WHAT NEEDS TO BE DONE >>
Extract all of the data and reproduce it precisely.

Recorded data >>
......

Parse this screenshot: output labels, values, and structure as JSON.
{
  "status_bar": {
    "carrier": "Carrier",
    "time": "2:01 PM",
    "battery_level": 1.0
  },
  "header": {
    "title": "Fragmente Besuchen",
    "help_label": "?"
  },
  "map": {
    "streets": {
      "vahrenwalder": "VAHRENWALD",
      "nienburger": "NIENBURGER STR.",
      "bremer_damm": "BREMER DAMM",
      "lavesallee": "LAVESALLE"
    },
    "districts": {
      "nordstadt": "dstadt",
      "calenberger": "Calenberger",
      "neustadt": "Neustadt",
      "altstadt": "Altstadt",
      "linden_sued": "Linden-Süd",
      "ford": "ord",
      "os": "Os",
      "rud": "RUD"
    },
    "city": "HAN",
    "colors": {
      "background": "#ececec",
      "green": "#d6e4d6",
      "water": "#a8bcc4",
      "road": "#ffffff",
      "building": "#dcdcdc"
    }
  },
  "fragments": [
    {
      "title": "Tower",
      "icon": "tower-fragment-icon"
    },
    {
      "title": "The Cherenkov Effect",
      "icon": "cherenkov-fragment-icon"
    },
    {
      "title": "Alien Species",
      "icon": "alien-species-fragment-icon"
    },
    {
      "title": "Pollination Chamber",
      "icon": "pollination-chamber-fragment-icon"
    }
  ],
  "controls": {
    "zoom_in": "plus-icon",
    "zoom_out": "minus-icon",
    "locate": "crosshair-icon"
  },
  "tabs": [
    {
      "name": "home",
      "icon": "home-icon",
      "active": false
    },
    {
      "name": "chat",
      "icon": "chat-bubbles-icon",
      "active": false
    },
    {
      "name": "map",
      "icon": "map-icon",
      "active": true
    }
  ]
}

......

RESPONSE TO THIS EXERCISE >>
Parse this screenshot: output labels, values, and structure as JSON.
{
  "status_bar": {
    "carrier": "Carrier",
    "time": "2:01 PM",
    "battery_level": 1.0
  },
  "header": {
    "title": "Fragmente Besuchen",
    "help_label": "?"
  },
  "map": {
    "streets": {
      "vahrenwalder": "VAHRENWALD",
      "nienburger": "NIENBURGER STR.",
      "bremer_damm": "BREMER DAMM",
      "lavesallee": "LAVESALLE"
    },
    "districts": {
      "nordstadt": "dstadt",
      "calenberger": "Calenberger",
      "neustadt": "Neustadt",
      "altstadt": "Altstadt",
      "linden_sued": "Linden-Süd",
      "ford": "ord",
      "os": "Os",
      "rud": "RUD"
    },
    "city": "HAN",
    "colors": {
      "background": "#ececec",
      "green": "#d6e4d6",
      "water": "#a8bcc4",
      "road": "#ffffff",
      "building": "#dcdcdc"
    }
  },
  "fragments": [
    {
      "title": "Tower",
      "icon": "tower-fragment-icon"
    },
    {
      "title": "The Cherenkov Effect",
      "icon": "cherenkov-fragment-icon"
    },
    {
      "title": "Alien Species",
      "icon": "alien-species-fragment-icon"
    },
    {
      "title": "Pollination Chamber",
      "icon": "pollination-chamber-fragment-icon"
    }
  ],
  "controls": {
    "zoom_in": "plus-icon",
    "zoom_out": "minus-icon",
    "locate": "crosshair-icon"
  },
  "tabs": [
    {
      "name": "home",
      "icon": "home-icon",
      "active": false
    },
    {
      "name": "chat",
      "icon": "chat-bubbles-icon",
      "active": false
    },
    {
      "name": "map",
      "icon": "map-icon",
      "active": true
    }
  ]
}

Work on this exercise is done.